[Data for this task]:
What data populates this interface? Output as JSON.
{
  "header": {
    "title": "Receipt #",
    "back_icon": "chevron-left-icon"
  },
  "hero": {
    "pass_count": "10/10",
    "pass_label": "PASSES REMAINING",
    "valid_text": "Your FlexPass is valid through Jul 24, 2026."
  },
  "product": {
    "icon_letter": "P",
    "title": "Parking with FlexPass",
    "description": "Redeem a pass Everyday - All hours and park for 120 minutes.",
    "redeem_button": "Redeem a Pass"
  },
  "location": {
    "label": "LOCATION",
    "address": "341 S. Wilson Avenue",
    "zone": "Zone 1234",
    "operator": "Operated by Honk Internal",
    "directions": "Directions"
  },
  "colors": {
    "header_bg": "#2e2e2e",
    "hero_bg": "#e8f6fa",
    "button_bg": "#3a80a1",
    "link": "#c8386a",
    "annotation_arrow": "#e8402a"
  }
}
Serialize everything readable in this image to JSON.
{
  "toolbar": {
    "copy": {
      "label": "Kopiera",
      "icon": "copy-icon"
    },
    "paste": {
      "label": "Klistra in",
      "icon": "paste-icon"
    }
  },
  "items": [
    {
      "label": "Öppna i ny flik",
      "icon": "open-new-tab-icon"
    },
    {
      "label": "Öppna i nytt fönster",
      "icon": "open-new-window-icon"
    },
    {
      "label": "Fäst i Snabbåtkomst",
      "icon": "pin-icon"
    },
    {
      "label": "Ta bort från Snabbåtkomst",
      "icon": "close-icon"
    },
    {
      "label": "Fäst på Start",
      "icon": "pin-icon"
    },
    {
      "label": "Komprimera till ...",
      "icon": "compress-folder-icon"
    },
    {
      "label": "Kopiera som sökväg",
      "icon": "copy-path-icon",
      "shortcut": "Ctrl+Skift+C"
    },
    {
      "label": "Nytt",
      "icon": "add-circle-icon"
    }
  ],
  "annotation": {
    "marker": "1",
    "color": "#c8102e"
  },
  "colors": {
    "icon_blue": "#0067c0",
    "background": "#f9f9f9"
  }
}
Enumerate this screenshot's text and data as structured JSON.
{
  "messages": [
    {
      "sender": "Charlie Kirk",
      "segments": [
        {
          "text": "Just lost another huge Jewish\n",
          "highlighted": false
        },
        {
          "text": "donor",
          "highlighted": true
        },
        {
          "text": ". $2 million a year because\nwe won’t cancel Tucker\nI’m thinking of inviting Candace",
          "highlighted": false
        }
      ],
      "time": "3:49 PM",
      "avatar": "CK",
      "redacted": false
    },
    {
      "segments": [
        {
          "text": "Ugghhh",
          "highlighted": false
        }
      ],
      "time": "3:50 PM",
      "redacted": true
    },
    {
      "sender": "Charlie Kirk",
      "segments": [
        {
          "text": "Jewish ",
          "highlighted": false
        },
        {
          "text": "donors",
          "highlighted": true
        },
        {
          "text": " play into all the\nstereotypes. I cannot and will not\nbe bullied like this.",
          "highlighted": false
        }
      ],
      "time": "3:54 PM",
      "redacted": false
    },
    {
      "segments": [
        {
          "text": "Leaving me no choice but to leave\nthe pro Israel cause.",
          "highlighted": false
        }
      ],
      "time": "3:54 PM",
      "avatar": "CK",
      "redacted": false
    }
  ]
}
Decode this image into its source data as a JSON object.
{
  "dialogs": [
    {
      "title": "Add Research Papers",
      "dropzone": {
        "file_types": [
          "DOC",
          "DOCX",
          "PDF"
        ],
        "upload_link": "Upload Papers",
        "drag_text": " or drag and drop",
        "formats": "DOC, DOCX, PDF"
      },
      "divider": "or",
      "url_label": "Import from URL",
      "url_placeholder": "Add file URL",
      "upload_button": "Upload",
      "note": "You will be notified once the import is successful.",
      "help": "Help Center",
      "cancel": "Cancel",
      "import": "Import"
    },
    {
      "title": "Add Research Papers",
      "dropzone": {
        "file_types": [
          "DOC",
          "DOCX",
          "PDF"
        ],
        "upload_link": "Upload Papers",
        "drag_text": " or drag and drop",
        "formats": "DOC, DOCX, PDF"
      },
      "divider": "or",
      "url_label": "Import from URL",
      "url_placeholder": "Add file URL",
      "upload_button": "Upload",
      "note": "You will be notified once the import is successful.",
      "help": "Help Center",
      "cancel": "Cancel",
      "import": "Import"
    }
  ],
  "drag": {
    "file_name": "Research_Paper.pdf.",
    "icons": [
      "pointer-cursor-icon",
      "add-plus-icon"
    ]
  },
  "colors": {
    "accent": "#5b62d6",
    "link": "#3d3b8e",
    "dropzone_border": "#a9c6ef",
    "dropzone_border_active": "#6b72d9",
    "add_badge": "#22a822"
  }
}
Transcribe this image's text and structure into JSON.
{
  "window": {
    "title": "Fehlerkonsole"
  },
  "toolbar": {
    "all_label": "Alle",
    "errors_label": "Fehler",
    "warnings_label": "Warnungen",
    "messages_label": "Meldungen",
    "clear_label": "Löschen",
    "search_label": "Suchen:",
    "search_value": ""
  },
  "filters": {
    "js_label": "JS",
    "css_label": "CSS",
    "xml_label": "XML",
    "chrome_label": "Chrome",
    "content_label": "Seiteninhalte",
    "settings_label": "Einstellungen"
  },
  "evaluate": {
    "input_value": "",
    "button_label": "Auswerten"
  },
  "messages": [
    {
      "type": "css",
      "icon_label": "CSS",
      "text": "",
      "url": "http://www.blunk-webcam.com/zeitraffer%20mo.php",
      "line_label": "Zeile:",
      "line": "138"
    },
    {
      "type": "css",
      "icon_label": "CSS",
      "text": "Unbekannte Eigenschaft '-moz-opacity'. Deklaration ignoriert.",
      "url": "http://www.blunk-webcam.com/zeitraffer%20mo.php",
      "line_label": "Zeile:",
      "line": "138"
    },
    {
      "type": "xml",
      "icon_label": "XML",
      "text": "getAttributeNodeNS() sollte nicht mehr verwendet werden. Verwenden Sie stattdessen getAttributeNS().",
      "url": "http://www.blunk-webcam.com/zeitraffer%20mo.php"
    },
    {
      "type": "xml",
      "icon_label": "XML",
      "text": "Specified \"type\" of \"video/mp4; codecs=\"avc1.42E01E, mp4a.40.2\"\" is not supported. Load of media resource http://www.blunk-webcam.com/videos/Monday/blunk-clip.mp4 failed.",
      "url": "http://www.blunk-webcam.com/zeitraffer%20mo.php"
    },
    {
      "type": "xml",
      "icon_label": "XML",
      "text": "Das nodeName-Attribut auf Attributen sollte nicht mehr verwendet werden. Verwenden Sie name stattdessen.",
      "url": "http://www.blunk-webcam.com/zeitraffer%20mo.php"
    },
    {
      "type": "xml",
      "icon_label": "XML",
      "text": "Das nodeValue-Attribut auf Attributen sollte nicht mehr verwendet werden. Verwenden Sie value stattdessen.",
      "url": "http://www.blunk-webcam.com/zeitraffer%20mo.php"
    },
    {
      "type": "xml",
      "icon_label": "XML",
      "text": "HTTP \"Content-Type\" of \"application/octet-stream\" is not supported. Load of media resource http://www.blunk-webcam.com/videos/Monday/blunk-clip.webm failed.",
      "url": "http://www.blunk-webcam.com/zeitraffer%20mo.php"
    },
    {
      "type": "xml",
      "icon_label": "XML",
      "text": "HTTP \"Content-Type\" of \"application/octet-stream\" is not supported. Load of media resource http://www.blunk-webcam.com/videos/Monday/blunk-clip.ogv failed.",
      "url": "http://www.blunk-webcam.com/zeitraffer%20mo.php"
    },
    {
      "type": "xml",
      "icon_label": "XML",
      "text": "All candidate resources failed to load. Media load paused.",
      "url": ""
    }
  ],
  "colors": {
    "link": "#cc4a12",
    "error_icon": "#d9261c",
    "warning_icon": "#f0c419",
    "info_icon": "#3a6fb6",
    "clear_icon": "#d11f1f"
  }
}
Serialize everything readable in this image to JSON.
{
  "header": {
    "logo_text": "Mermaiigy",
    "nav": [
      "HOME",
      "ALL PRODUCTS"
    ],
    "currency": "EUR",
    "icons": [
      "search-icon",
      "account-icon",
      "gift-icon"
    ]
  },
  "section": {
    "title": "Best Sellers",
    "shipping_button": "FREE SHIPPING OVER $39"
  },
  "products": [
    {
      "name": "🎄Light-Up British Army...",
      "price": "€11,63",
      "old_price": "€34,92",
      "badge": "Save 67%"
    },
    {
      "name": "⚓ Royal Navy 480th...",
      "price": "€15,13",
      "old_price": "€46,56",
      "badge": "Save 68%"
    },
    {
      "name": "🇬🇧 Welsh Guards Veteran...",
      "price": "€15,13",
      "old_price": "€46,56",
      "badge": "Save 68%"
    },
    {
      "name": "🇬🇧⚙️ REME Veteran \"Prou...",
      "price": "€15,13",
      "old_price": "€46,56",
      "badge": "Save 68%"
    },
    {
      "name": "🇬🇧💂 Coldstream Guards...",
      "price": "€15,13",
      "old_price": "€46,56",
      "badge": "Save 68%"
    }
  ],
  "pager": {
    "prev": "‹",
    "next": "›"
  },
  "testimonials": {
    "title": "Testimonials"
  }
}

[Problem requirements]: Reproduce each line holding the word "Kopiera".

[Reply to the task]:
      "label": "Kopiera",
      "label": "Kopiera som sökväg",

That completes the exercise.